● WHAT YOU NEED TO DO
In the listing below, locate the lines that hold the string "注意加点的部分". Copy those lines.

● RECORD EXTRACTS
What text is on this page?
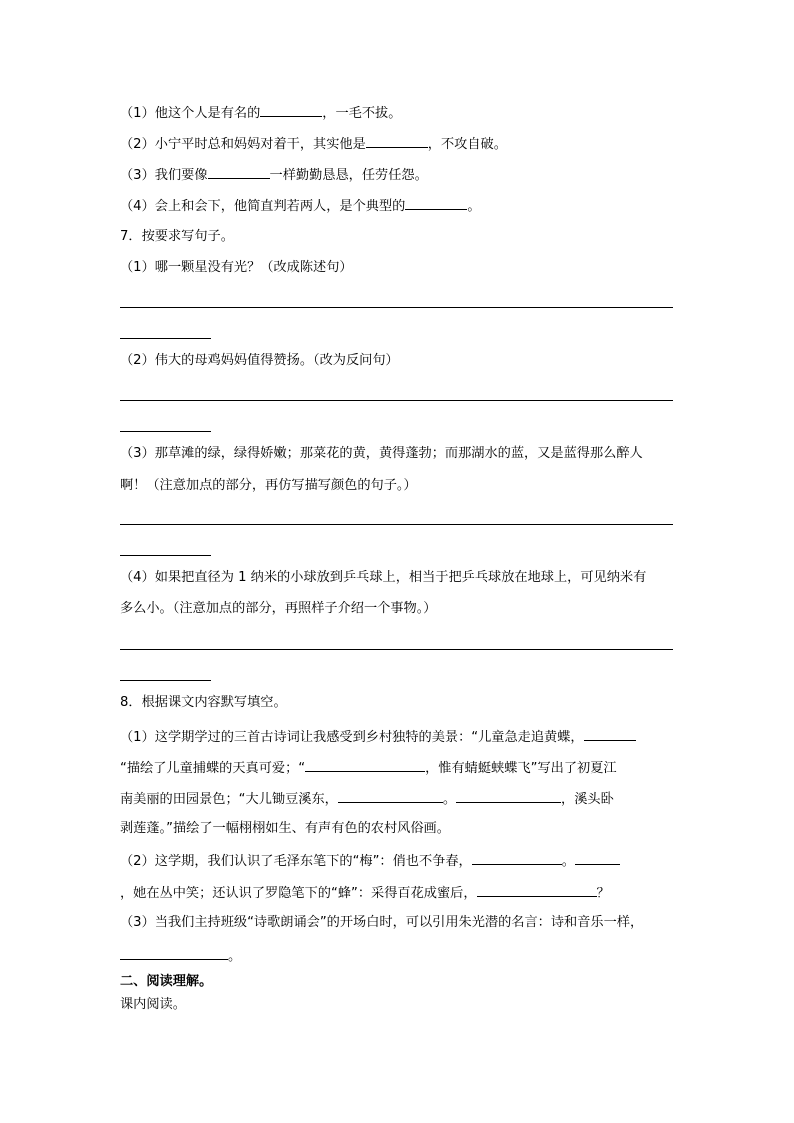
（1）他这个人是有名的	，一毛不拔。
（2）小宁平时总和妈妈对着干，其实他是	，不攻自破。
（3）我们要像	一样勤勤恳恳，任劳任怨。
（4）会上和会下，他简直判若两人，是个典型的	。
7．按要求写句子。
（1）哪一颗星没有光？（改成陈述句）
（2）伟大的母鸡妈妈值得赞扬。（改为反问句）
（3）那草滩的绿，绿得娇嫩；那菜花的黄，黄得蓬勃；而那湖水的蓝，又是蓝得那么醉人
啊！（注意加点的部分，再仿写描写颜色的句子。）
（4）如果把直径为 1 纳米的小球放到乒乓球上，相当于把乒乓球放在地球上，可见纳米有
多么小。（注意加点的部分，再照样子介绍一个事物。）
8．根据课文内容默写填空。
（1）这学期学过的三首古诗词让我感受到乡村独特的美景：“儿童急走追黄蝶，
“描绘了儿童捕蝶的天真可爱；“	，惟有蜻蜓蛱蝶飞”写出了初夏江
南美丽的田园景色；“大儿锄豆溪东，	。	，溪头卧
剥莲蓬。”描绘了一幅栩栩如生、有声有色的农村风俗画。
（2）这学期，我们认识了毛泽东笔下的“梅”：俏也不争春，	。
，她在丛中笑；还认识了罗隐笔下的“蜂”：采得百花成蜜后，	？
（3）当我们主持班级“诗歌朗诵会”的开场白时，可以引用朱光潜的名言：诗和音乐一样，
。
二、阅读理解。
课内阅读。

● THE OUTPUT
啊！（注意加点的部分，再仿写描写颜色的句子。）
多么小。（注意加点的部分，再照样子介绍一个事物。）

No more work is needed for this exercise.